ВЫБРАННЫЙ ОТРЫВОК »
+ + + + + + +

Monica Pignotti

Когда мы были на Бермудах Квентин возвратился с каникул и сбросил бомбу. Похоже, его отец старался замолчать это, но Квентин тихо и без выражения рассказал мне всю историю. По его словам, он снова решил убить себя и разработал детальный план суицида. Он полетел в Нью-Йорк и снял номер в отеле «Таймс-Сквер». Затем он взял паспорт, свое единственное удостоверение личности, и спрятал его за зеркалом в ванной комнате этого номера. Он не хотел, чтобы кто-нибудь узнал, что он сын Рона Хаббарда, когда его тело найдут. Затем он полетел в Сан-Франциско, где хотел спрыгнуть с моста Золотые Ворота, но когда настало время прыжка, он просто не смог этого сделать. Он бродил в окрестностях, когда его остановили полицейские, разыскивающие какого-то преступника. Они установили, что Квентин не подходит под описание, но поскольку он выглядел сбитым с толку и дезориентированным, они отвезли его в психиатрическую больницу. Чтобы защитить семейное имя, Квентин притворился, что у него амнезия. Он пробыл в этом учреждении около двух недель, когда кто-то из саентологии вышел на его след, и в этот момент у Квентина «восстановилась память» о том, кем он был, и его выпустили. Эту историю он рассказывал мне сухим тоном, как если бы он говорил о заурядной поездке на каникулах. Заметив, что я в ужасе, он сказал, что у его матери было точно такое же выражение лица, когда она слушала его. Квентин и его мать были очень близки. Несмотря на все свои прочие недостатки, Мэри Сью очень любила своих детей, а Квентин, похоже, был ее любимчиком.

+ + + + + + +

Записи о расположении элементов:
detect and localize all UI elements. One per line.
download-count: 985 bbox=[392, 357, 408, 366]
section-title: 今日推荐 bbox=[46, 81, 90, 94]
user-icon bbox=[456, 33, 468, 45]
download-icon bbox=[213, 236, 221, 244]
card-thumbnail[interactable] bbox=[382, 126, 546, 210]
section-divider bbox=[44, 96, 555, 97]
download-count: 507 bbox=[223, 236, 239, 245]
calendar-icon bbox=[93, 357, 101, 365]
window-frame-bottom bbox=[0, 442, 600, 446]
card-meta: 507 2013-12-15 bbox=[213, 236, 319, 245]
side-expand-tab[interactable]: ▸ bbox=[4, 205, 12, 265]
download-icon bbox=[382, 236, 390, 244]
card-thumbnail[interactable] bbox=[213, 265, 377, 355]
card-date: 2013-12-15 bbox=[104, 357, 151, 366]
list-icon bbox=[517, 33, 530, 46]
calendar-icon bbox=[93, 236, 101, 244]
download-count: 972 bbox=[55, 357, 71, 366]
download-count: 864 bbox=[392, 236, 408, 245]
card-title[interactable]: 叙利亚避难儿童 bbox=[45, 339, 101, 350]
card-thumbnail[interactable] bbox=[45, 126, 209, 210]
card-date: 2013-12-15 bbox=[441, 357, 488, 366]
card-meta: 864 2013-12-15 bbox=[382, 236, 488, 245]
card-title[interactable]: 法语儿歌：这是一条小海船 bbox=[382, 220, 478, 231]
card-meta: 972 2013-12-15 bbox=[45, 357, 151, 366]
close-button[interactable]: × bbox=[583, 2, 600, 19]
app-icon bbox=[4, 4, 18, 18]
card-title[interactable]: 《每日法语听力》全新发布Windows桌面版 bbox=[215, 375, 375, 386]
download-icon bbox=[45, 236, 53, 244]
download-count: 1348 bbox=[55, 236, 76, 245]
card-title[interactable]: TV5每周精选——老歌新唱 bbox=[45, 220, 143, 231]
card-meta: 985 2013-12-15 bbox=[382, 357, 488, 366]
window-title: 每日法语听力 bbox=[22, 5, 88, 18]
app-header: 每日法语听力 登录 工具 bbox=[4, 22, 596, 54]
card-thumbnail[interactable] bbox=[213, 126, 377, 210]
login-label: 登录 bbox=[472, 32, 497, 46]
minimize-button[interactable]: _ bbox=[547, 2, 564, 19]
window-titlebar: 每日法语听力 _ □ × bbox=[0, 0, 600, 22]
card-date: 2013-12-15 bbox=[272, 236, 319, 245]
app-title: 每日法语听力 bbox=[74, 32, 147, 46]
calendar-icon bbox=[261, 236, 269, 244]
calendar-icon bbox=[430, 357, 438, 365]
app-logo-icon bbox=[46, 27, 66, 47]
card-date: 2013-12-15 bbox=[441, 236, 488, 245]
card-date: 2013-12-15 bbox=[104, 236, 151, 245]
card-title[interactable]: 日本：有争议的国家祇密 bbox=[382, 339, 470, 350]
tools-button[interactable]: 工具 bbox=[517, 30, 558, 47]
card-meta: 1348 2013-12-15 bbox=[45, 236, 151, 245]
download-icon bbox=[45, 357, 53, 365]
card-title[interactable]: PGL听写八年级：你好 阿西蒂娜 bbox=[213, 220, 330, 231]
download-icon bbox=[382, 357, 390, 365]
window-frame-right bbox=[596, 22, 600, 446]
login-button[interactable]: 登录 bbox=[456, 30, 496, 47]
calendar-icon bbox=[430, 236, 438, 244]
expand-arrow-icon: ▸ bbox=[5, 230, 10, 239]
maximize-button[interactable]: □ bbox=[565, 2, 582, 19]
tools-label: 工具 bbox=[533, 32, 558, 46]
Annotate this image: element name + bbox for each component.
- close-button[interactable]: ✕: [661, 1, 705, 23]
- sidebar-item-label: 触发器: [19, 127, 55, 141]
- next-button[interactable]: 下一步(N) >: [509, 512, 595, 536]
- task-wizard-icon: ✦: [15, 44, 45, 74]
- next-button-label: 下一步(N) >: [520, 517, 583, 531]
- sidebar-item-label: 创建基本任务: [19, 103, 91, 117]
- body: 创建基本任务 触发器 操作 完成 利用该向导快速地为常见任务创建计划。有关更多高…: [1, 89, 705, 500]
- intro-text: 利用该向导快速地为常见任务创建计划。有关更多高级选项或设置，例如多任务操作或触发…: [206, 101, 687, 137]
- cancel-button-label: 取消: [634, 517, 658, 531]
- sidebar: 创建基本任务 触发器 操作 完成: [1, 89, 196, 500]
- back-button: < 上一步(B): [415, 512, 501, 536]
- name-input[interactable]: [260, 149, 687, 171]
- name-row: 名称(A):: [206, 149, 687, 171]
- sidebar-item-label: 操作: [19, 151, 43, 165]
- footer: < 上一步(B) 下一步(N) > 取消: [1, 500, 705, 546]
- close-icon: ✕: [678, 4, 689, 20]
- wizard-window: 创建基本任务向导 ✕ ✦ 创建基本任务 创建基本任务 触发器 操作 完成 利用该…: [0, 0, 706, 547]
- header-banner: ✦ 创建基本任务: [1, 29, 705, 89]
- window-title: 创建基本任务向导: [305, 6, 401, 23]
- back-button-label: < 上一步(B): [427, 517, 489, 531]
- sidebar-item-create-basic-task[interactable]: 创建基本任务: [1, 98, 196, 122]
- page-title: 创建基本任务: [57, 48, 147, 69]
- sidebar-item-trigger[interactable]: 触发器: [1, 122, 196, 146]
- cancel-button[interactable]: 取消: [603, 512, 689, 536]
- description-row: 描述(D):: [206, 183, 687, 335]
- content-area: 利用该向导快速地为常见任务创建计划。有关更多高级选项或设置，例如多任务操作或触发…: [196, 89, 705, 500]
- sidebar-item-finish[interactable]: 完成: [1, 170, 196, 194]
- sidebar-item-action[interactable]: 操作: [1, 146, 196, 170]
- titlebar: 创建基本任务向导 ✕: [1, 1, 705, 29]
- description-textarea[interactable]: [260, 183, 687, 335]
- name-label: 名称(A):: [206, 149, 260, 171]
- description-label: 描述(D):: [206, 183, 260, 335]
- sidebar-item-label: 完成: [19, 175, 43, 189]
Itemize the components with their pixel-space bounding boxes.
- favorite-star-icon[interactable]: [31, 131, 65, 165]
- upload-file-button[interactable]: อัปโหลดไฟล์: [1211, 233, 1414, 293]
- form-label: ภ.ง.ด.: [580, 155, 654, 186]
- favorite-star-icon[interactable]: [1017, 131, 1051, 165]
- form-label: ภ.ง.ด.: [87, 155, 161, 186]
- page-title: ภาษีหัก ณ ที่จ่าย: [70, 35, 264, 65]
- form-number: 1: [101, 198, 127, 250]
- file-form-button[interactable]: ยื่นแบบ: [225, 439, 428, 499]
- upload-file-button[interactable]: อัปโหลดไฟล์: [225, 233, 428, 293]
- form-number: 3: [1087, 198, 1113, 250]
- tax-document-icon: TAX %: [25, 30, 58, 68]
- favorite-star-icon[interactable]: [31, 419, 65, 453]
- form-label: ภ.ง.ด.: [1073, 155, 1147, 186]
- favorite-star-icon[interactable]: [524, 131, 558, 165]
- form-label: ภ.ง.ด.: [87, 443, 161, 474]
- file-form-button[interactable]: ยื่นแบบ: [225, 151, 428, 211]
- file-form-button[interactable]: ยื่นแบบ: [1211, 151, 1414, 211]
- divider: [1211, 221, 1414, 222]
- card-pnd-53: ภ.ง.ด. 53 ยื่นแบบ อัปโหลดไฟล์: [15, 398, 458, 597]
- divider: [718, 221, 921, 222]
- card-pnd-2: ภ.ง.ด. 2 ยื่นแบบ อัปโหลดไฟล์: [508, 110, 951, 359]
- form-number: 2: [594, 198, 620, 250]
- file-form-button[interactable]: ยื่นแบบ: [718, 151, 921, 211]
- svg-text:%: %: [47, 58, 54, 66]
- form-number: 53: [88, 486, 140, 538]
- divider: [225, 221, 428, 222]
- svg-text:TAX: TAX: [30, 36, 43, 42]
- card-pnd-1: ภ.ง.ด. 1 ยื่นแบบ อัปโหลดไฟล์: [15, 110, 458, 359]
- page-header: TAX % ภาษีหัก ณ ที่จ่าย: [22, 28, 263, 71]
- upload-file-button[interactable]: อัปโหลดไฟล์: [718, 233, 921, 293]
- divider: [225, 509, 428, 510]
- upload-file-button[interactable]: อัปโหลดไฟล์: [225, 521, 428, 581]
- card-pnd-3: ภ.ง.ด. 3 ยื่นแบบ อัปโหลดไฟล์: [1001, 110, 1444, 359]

+ + + + + + +

ЗАДАНИЕ » Перескажите отрывок о Квентине в двух предложениях. Строки представляют собой отдельный материал.

ОТВЕТ » Вернувшись с каникул, Квентин бесстрастно рассказал, что решил покончить с собой: спрятал паспорт в номере нью-йоркского отеля, чтобы в нем не опознали сына Рона Хаббарда, но на мосту Золотые Ворота в Сан-Франциско так и не смог прыгнуть. Полицейские отвезли его в психиатрическую больницу, где он около двух недель изображал амнезию, чтобы защитить семейное имя, пока кто-то из саентологии не вышел на его след, после чего его выпустили.